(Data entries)
* BEGIN *

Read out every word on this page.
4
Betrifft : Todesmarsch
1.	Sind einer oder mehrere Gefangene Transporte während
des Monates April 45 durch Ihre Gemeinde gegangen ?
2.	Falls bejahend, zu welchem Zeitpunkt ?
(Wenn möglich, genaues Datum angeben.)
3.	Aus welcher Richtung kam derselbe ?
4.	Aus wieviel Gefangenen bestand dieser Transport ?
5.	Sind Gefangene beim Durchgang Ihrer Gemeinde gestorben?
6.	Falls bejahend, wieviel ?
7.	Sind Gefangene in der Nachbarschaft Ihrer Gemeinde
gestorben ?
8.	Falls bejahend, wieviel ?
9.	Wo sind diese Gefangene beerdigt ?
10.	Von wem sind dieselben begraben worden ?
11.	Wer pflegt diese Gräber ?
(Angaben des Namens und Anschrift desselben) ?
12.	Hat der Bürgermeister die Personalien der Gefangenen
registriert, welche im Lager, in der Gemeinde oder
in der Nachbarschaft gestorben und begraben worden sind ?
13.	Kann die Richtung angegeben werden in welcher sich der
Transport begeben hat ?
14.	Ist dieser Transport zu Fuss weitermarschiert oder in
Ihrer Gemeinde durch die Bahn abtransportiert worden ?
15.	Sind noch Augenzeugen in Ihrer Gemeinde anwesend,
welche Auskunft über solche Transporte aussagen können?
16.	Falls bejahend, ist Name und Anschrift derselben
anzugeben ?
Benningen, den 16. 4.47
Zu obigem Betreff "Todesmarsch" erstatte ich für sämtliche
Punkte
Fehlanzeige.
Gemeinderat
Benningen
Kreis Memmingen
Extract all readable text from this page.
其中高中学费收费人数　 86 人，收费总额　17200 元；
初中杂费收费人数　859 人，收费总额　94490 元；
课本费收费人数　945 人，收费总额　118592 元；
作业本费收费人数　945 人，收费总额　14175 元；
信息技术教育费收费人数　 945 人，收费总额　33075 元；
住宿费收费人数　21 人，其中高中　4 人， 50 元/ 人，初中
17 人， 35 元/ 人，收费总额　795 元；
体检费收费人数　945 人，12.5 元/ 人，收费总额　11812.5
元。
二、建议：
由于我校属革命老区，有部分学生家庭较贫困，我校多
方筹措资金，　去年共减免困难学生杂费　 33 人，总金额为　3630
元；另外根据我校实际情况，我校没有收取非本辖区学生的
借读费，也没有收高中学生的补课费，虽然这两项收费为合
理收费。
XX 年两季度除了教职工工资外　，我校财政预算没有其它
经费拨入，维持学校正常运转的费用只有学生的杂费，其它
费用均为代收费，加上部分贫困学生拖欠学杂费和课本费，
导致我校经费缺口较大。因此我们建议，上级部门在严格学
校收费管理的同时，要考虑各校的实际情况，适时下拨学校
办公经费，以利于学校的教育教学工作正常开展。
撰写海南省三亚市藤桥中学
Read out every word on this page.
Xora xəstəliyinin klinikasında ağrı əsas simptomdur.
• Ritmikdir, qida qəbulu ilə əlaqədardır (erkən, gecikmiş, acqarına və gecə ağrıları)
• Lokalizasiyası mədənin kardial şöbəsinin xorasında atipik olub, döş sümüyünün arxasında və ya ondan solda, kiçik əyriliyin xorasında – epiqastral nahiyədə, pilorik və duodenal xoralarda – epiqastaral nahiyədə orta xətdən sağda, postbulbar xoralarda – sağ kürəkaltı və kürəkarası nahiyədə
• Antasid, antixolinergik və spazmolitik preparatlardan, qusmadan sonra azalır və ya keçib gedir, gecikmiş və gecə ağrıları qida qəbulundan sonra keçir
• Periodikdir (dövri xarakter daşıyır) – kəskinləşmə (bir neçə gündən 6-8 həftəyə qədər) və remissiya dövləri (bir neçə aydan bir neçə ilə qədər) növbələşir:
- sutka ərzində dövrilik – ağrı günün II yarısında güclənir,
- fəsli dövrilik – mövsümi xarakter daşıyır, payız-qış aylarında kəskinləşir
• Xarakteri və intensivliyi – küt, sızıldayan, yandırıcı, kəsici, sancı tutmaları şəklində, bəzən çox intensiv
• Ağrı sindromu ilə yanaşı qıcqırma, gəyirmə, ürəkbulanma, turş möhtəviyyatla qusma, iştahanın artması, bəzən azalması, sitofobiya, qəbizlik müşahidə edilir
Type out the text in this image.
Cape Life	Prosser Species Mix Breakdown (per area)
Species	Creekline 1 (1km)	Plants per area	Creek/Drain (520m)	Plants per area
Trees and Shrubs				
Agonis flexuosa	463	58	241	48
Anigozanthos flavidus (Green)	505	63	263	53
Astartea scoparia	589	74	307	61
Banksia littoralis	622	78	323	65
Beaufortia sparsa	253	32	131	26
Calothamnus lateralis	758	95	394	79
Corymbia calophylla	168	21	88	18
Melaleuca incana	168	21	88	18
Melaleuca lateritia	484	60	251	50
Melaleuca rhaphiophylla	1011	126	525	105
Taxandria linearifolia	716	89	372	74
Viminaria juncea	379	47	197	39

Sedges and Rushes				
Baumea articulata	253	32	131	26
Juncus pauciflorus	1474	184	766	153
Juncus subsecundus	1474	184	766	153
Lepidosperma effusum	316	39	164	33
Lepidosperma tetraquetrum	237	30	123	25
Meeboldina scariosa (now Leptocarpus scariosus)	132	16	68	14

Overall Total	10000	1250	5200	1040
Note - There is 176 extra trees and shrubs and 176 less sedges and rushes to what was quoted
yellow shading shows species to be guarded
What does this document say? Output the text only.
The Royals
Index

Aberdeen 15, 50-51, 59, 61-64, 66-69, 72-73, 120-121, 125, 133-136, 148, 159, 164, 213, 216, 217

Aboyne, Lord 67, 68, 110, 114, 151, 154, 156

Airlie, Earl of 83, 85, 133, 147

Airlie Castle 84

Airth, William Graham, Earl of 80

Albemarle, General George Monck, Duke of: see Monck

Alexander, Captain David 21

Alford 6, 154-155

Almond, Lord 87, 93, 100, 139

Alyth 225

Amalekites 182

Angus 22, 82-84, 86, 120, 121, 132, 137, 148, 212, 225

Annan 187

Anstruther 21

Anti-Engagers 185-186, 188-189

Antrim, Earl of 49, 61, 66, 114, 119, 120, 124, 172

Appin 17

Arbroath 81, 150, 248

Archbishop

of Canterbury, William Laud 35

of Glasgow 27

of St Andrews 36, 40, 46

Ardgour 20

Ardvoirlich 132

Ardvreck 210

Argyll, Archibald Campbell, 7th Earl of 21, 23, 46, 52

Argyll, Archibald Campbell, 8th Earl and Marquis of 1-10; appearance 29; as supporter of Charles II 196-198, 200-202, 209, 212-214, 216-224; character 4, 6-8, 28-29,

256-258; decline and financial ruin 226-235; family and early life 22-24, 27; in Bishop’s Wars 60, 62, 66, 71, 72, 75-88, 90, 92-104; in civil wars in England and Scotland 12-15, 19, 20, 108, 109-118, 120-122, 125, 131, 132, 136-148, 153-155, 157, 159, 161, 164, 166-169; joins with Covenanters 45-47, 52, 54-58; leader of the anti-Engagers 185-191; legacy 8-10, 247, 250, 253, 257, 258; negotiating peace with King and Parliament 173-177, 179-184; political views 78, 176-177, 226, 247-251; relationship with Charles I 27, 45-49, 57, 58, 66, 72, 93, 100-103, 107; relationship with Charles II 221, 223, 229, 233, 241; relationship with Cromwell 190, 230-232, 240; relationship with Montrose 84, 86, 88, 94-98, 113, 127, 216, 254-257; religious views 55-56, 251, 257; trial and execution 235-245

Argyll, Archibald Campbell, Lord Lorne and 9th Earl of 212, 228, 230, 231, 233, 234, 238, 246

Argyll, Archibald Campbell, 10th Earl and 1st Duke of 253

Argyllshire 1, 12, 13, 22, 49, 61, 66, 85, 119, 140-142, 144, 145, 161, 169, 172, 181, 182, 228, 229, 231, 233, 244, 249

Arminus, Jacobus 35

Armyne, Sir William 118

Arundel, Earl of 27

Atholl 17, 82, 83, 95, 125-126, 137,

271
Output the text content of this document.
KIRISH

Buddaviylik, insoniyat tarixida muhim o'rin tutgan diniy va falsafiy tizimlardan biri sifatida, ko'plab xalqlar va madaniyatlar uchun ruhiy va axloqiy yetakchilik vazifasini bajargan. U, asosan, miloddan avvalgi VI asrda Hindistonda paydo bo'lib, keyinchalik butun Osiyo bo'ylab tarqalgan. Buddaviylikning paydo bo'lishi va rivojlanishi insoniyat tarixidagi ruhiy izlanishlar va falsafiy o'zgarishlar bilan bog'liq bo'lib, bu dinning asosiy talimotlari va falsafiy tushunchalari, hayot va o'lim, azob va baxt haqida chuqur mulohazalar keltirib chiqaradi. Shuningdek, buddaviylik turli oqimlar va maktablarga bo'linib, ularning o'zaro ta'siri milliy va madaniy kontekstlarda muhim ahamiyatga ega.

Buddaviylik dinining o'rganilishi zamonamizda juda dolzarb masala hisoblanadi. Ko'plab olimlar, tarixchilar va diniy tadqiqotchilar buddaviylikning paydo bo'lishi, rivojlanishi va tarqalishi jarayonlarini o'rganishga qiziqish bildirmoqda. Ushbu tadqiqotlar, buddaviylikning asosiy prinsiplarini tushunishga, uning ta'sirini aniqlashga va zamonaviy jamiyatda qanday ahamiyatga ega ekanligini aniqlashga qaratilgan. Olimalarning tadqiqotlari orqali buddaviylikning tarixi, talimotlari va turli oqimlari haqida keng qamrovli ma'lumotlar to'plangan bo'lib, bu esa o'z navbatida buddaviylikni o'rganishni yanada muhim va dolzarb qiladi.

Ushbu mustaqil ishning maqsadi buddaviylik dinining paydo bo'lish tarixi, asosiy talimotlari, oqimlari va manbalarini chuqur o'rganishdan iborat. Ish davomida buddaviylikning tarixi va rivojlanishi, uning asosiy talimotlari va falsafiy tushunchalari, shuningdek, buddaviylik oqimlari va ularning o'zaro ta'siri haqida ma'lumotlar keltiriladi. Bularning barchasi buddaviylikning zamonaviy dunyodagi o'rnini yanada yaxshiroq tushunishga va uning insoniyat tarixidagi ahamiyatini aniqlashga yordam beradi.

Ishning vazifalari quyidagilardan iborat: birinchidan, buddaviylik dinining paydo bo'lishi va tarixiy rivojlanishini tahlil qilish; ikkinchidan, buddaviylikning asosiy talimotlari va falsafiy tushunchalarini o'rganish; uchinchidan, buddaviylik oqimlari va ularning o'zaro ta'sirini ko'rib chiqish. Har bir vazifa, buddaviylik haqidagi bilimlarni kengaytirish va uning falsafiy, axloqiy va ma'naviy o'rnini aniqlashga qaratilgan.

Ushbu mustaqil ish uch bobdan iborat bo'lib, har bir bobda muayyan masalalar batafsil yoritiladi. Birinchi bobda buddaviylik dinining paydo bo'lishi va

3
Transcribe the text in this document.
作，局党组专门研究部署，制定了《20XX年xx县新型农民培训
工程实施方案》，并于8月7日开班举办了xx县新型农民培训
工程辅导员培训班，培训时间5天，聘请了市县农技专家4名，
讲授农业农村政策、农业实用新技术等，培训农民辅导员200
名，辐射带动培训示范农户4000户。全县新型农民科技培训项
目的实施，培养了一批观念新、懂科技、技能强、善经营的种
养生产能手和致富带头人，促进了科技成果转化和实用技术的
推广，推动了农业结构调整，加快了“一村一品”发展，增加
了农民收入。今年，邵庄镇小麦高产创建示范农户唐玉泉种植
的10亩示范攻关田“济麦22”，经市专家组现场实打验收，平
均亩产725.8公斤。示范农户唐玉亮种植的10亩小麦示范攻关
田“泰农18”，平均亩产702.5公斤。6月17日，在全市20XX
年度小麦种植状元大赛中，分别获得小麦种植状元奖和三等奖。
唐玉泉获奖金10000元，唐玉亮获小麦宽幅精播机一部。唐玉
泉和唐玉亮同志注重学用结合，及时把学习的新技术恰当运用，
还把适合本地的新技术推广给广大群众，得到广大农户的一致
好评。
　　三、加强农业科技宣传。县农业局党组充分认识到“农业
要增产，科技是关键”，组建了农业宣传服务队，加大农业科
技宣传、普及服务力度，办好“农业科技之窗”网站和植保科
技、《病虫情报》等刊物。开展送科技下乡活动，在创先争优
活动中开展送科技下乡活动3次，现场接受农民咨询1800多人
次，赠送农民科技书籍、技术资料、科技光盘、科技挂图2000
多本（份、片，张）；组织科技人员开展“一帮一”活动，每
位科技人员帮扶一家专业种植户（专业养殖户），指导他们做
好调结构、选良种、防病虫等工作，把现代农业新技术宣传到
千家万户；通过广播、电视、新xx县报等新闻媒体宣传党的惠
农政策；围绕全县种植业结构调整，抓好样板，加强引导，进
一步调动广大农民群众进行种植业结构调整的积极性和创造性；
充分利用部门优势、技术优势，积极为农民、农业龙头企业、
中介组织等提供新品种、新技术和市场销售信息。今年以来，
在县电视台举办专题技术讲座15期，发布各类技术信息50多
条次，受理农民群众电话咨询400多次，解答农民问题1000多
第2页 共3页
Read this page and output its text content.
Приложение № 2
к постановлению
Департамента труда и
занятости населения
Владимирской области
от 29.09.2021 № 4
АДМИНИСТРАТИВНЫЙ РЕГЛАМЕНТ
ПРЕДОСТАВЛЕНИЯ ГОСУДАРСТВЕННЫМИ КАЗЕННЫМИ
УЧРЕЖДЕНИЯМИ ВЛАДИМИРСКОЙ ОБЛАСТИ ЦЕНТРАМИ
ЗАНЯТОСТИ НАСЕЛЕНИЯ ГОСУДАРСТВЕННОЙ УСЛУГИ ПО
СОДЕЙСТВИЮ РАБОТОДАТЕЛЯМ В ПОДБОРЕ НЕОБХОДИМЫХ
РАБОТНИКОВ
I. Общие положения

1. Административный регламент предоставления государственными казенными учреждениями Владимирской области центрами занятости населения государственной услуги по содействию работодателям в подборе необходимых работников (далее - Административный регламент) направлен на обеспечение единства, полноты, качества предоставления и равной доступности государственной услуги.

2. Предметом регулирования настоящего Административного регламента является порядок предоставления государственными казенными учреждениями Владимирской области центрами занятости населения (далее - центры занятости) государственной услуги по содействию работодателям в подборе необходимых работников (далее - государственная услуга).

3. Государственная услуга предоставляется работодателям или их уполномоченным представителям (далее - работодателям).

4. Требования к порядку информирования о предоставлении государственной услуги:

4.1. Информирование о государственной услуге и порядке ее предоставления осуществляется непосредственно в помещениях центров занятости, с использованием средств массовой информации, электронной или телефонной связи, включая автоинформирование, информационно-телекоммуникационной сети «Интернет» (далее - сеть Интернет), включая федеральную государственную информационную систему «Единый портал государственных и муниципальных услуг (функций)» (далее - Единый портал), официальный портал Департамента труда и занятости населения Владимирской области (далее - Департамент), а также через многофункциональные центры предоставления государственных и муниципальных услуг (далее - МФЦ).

* END *

# [AIM]
Pick out, from the lines above, every one that contains the string "page".

# [EXERCISE RESPONSE]
Read out every word on this page.
Extract all readable text from this page.
Read out every word on this page.
Read this page and output its text content.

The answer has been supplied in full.